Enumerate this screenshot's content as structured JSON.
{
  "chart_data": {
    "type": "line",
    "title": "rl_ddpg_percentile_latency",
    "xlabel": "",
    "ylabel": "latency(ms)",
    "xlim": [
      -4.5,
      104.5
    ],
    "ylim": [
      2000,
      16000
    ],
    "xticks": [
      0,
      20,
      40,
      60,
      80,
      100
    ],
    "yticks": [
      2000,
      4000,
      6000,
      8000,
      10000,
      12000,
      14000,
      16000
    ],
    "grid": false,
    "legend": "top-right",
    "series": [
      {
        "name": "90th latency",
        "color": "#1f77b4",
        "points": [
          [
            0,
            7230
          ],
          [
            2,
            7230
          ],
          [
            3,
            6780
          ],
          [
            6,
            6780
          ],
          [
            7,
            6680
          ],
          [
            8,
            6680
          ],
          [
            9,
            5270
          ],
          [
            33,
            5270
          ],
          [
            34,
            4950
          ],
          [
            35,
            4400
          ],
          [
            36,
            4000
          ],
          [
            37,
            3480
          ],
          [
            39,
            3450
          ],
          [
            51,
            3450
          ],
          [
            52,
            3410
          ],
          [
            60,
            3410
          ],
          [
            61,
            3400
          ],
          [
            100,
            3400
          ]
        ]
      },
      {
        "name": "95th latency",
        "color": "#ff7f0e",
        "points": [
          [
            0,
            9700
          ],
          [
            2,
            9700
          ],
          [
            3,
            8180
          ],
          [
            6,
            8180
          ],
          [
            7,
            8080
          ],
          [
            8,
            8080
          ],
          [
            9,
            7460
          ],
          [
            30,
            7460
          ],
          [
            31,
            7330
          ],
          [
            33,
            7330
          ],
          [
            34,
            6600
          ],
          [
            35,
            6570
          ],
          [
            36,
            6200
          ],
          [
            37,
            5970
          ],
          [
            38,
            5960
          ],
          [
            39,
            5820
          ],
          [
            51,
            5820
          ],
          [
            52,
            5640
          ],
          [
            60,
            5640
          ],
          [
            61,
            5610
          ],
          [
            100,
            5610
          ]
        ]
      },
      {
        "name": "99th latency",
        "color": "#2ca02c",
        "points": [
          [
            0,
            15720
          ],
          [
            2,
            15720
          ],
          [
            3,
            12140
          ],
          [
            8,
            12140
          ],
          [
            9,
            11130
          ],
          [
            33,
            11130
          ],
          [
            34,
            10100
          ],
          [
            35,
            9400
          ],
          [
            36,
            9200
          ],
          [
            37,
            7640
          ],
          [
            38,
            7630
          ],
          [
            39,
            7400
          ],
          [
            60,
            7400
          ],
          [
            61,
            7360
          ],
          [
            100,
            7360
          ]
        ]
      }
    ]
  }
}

● **What to produce**: Reproduce each line of the material above precisely.

● **Output below**:
Enumerate this screenshot's content as structured JSON.
{
  "chart_data": {
    "type": "line",
    "title": "rl_ddpg_percentile_latency",
    "xlabel": "",
    "ylabel": "latency(ms)",
    "xlim": [
      -4.5,
      104.5
    ],
    "ylim": [
      2000,
      16000
    ],
    "xticks": [
      0,
      20,
      40,
      60,
      80,
      100
    ],
    "yticks": [
      2000,
      4000,
      6000,
      8000,
      10000,
      12000,
      14000,
      16000
    ],
    "grid": false,
    "legend": "top-right",
    "series": [
      {
        "name": "90th latency",
        "color": "#1f77b4",
        "points": [
          [
            0,
            7230
          ],
          [
            2,
            7230
          ],
          [
            3,
            6780
          ],
          [
            6,
            6780
          ],
          [
            7,
            6680
          ],
          [
            8,
            6680
          ],
          [
            9,
            5270
          ],
          [
            33,
            5270
          ],
          [
            34,
            4950
          ],
          [
            35,
            4400
          ],
          [
            36,
            4000
          ],
          [
            37,
            3480
          ],
          [
            39,
            3450
          ],
          [
            51,
            3450
          ],
          [
            52,
            3410
          ],
          [
            60,
            3410
          ],
          [
            61,
            3400
          ],
          [
            100,
            3400
          ]
        ]
      },
      {
        "name": "95th latency",
        "color": "#ff7f0e",
        "points": [
          [
            0,
            9700
          ],
          [
            2,
            9700
          ],
          [
            3,
            8180
          ],
          [
            6,
            8180
          ],
          [
            7,
            8080
          ],
          [
            8,
            8080
          ],
          [
            9,
            7460
          ],
          [
            30,
            7460
          ],
          [
            31,
            7330
          ],
          [
            33,
            7330
          ],
          [
            34,
            6600
          ],
          [
            35,
            6570
          ],
          [
            36,
            6200
          ],
          [
            37,
            5970
          ],
          [
            38,
            5960
          ],
          [
            39,
            5820
          ],
          [
            51,
            5820
          ],
          [
            52,
            5640
          ],
          [
            60,
            5640
          ],
          [
            61,
            5610
          ],
          [
            100,
            5610
          ]
        ]
      },
      {
        "name": "99th latency",
        "color": "#2ca02c",
        "points": [
          [
            0,
            15720
          ],
          [
            2,
            15720
          ],
          [
            3,
            12140
          ],
          [
            8,
            12140
          ],
          [
            9,
            11130
          ],
          [
            33,
            11130
          ],
          [
            34,
            10100
          ],
          [
            35,
            9400
          ],
          [
            36,
            9200
          ],
          [
            37,
            7640
          ],
          [
            38,
            7630
          ],
          [
            39,
            7400
          ],
          [
            60,
            7400
          ],
          [
            61,
            7360
          ],
          [
            100,
            7360
          ]
        ]
      }
    ]
  }
}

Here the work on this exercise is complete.